> _Data provided_
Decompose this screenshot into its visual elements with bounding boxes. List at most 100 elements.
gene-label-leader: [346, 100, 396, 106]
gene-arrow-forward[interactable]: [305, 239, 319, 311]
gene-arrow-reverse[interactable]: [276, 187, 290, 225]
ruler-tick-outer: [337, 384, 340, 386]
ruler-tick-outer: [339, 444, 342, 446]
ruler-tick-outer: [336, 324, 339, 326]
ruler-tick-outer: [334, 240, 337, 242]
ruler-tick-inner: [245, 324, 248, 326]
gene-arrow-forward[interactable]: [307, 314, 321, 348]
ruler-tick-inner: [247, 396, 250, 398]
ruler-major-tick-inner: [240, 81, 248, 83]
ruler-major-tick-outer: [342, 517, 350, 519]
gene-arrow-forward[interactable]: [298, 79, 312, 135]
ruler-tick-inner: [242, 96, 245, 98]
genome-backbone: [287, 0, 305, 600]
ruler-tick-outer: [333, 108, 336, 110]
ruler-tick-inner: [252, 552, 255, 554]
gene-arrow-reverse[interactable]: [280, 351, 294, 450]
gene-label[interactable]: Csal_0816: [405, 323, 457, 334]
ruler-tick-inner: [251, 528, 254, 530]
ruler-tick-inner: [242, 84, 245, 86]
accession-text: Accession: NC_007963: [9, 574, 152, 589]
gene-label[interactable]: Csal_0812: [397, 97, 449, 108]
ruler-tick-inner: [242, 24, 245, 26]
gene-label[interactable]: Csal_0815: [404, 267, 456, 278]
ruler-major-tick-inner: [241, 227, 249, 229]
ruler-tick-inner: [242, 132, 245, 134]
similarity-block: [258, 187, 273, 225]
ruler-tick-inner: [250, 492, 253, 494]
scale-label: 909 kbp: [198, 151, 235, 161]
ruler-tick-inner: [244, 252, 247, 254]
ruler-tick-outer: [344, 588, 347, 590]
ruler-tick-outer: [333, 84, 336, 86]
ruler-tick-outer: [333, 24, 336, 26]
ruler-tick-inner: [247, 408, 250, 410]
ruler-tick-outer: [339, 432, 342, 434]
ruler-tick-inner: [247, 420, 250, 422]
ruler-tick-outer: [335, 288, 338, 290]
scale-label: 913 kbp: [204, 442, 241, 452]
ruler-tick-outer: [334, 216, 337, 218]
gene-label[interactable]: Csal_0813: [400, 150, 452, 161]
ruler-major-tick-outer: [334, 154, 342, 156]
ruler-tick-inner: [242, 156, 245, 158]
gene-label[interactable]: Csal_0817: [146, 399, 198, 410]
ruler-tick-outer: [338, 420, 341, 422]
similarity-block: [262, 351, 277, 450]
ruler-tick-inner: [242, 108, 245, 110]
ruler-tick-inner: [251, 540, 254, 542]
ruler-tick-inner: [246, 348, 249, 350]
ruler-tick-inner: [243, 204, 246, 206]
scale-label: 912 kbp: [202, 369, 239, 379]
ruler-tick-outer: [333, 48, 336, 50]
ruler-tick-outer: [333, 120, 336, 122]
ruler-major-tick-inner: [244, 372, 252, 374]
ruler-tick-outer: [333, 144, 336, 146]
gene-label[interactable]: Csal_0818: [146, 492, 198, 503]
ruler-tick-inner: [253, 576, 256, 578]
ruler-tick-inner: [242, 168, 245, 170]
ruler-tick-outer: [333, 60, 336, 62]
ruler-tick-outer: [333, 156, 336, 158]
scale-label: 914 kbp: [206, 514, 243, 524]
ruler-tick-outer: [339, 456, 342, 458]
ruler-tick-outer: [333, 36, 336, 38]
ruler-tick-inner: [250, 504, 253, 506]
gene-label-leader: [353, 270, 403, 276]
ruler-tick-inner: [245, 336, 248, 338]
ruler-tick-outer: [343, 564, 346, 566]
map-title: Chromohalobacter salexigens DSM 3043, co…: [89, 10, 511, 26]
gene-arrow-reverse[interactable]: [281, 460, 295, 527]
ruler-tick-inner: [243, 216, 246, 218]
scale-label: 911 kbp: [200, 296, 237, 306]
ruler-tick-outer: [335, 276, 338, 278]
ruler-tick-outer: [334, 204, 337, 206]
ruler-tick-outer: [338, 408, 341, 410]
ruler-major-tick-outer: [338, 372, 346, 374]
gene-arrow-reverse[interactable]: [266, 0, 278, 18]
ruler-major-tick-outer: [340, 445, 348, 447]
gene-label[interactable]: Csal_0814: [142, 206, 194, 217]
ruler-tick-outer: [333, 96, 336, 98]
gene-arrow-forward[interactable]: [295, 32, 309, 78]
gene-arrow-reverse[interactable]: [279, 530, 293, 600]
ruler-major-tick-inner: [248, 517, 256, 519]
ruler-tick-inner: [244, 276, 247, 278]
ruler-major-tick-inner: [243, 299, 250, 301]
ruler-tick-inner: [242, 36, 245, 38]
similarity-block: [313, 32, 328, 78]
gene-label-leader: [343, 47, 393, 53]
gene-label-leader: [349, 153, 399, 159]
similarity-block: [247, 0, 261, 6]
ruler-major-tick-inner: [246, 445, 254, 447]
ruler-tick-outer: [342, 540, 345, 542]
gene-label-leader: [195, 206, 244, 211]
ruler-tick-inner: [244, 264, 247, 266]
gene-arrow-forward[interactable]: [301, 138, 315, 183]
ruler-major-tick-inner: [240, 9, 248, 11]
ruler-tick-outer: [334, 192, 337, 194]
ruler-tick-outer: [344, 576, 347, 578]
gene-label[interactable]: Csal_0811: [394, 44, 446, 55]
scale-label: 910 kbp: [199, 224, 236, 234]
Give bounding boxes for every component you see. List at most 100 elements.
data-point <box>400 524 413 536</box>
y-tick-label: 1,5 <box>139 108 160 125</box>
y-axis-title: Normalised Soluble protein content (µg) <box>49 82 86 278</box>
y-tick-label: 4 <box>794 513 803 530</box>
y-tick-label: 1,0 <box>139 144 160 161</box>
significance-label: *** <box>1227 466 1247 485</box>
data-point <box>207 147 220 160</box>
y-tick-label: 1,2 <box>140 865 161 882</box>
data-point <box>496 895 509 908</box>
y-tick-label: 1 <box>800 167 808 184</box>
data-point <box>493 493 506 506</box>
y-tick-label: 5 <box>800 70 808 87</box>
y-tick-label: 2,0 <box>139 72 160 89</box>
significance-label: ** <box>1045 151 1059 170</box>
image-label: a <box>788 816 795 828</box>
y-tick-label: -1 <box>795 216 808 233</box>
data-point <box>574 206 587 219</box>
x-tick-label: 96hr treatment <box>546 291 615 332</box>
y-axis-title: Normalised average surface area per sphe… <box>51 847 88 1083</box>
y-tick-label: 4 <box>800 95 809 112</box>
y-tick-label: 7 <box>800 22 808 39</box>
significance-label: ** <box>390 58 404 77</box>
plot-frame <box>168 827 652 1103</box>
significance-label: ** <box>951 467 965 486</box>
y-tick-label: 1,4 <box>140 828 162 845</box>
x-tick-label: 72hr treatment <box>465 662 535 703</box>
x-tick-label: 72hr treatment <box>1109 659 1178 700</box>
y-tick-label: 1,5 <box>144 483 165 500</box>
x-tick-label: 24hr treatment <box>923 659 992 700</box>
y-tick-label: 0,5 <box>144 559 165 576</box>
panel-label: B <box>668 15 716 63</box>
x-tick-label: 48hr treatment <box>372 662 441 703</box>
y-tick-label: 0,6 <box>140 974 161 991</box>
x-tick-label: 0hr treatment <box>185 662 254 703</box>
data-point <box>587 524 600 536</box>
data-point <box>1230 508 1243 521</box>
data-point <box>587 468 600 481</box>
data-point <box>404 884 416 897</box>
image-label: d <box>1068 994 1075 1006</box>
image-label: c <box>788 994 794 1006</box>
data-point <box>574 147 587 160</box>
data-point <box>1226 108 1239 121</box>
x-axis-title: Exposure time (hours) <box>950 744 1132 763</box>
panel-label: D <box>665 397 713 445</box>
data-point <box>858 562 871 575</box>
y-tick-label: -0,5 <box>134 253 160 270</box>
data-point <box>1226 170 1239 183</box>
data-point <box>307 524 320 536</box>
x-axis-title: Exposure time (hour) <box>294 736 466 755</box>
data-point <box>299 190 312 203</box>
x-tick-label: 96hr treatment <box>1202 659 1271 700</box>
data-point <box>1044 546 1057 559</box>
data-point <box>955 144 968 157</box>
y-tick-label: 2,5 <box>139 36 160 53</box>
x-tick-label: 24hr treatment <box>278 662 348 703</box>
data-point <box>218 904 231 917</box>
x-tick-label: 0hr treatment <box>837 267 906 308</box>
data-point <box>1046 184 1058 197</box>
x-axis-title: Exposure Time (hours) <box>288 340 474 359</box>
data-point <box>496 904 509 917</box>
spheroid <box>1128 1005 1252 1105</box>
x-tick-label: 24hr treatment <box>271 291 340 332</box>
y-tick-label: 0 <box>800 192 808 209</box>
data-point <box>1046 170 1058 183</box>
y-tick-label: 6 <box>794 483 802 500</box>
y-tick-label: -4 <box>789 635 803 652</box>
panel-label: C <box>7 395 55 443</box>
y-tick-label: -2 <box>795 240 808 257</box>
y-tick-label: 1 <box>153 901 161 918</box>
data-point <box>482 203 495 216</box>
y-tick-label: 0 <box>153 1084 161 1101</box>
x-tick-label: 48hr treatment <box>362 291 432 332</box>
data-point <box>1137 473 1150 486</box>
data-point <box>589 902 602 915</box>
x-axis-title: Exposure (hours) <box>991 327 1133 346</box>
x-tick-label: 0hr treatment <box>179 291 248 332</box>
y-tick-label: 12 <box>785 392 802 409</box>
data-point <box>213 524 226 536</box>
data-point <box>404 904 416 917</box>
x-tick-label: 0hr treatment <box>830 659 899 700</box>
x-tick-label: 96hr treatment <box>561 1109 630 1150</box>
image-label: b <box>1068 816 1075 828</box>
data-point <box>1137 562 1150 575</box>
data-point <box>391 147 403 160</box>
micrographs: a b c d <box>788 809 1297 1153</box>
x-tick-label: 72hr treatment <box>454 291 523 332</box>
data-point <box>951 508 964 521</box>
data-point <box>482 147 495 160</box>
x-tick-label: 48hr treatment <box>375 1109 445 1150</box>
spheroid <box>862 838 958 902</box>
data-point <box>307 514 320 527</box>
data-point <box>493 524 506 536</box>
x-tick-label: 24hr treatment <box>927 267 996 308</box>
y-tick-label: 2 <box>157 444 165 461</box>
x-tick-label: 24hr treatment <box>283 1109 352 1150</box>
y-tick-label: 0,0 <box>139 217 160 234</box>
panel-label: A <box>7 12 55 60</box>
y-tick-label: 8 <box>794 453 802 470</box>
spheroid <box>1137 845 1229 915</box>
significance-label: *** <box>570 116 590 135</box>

> _Work instruction_
Look through the records and gather each line with the word "Normalised".

> _Exercise response_
y-axis-title: Normalised Soluble protein content (µg) <box>49 82 86 278</box>
y-axis-title: Normalised average surface area per sphe… <box>51 847 88 1083</box>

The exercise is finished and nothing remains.